-------- Listing --------

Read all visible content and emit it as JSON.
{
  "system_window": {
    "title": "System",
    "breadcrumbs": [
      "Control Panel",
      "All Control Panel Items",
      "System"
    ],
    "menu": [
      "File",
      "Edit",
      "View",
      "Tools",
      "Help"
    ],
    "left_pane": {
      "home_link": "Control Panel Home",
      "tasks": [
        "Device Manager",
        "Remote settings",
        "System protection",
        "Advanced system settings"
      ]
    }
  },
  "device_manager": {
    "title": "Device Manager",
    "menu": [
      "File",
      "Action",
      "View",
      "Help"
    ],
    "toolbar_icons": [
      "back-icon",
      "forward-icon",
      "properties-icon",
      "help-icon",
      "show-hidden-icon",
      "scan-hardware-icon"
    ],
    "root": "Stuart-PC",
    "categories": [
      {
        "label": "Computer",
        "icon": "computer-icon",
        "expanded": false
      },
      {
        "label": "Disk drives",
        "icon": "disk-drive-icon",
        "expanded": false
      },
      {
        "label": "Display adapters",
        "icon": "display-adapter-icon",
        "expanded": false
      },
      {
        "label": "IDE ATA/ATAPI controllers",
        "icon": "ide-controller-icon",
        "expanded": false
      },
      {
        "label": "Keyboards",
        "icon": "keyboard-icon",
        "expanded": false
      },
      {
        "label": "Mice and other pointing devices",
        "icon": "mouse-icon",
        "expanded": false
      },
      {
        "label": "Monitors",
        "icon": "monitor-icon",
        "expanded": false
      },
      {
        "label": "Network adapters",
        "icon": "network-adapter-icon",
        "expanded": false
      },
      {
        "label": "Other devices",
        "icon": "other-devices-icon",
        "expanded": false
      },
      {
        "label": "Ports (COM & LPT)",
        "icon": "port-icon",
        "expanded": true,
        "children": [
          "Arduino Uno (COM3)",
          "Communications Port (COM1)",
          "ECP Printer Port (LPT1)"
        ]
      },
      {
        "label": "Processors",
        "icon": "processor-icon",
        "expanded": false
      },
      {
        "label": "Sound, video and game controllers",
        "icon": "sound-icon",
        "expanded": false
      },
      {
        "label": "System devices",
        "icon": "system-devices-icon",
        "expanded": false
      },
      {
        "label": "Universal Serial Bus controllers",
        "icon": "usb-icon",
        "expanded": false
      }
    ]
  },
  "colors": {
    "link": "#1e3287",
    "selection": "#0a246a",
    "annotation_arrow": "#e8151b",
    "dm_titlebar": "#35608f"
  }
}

--------

**Problem**
Please repeat all the records above exactly as they appear.

**Solution**
Read all visible content and emit it as JSON.
{
  "system_window": {
    "title": "System",
    "breadcrumbs": [
      "Control Panel",
      "All Control Panel Items",
      "System"
    ],
    "menu": [
      "File",
      "Edit",
      "View",
      "Tools",
      "Help"
    ],
    "left_pane": {
      "home_link": "Control Panel Home",
      "tasks": [
        "Device Manager",
        "Remote settings",
        "System protection",
        "Advanced system settings"
      ]
    }
  },
  "device_manager": {
    "title": "Device Manager",
    "menu": [
      "File",
      "Action",
      "View",
      "Help"
    ],
    "toolbar_icons": [
      "back-icon",
      "forward-icon",
      "properties-icon",
      "help-icon",
      "show-hidden-icon",
      "scan-hardware-icon"
    ],
    "root": "Stuart-PC",
    "categories": [
      {
        "label": "Computer",
        "icon": "computer-icon",
        "expanded": false
      },
      {
        "label": "Disk drives",
        "icon": "disk-drive-icon",
        "expanded": false
      },
      {
        "label": "Display adapters",
        "icon": "display-adapter-icon",
        "expanded": false
      },
      {
        "label": "IDE ATA/ATAPI controllers",
        "icon": "ide-controller-icon",
        "expanded": false
      },
      {
        "label": "Keyboards",
        "icon": "keyboard-icon",
        "expanded": false
      },
      {
        "label": "Mice and other pointing devices",
        "icon": "mouse-icon",
        "expanded": false
      },
      {
        "label": "Monitors",
        "icon": "monitor-icon",
        "expanded": false
      },
      {
        "label": "Network adapters",
        "icon": "network-adapter-icon",
        "expanded": false
      },
      {
        "label": "Other devices",
        "icon": "other-devices-icon",
        "expanded": false
      },
      {
        "label": "Ports (COM & LPT)",
        "icon": "port-icon",
        "expanded": true,
        "children": [
          "Arduino Uno (COM3)",
          "Communications Port (COM1)",
          "ECP Printer Port (LPT1)"
        ]
      },
      {
        "label": "Processors",
        "icon": "processor-icon",
        "expanded": false
      },
      {
        "label": "Sound, video and game controllers",
        "icon": "sound-icon",
        "expanded": false
      },
      {
        "label": "System devices",
        "icon": "system-devices-icon",
        "expanded": false
      },
      {
        "label": "Universal Serial Bus controllers",
        "icon": "usb-icon",
        "expanded": false
      }
    ]
  },
  "colors": {
    "link": "#1e3287",
    "selection": "#0a246a",
    "annotation_arrow": "#e8151b",
    "dm_titlebar": "#35608f"
  }
}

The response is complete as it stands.